Each entry has to be copied exactly, with nothing missed.

*** Excerpted records

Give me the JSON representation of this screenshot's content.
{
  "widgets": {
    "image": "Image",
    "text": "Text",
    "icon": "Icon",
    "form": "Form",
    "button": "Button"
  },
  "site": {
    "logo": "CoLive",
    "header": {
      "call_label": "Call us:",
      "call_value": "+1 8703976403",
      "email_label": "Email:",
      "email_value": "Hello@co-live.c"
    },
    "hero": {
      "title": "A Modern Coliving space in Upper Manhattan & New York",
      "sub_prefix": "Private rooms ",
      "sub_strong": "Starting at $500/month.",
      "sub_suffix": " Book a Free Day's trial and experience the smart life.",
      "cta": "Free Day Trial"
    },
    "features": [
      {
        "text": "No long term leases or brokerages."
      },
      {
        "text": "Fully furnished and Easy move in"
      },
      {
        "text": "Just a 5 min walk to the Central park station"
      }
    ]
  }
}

******

Final answer ->
Give me the JSON representation of this screenshot's content.
{
  "widgets": {
    "image": "Image",
    "text": "Text",
    "icon": "Icon",
    "form": "Form",
    "button": "Button"
  },
  "site": {
    "logo": "CoLive",
    "header": {
      "call_label": "Call us:",
      "call_value": "+1 8703976403",
      "email_label": "Email:",
      "email_value": "Hello@co-live.c"
    },
    "hero": {
      "title": "A Modern Coliving space in Upper Manhattan & New York",
      "sub_prefix": "Private rooms ",
      "sub_strong": "Starting at $500/month.",
      "sub_suffix": " Book a Free Day's trial and experience the smart life.",
      "cta": "Free Day Trial"
    },
    "features": [
      {
        "text": "No long term leases or brokerages."
      },
      {
        "text": "Fully furnished and Easy move in"
      },
      {
        "text": "Just a 5 min walk to the Central park station"
      }
    ]
  }
}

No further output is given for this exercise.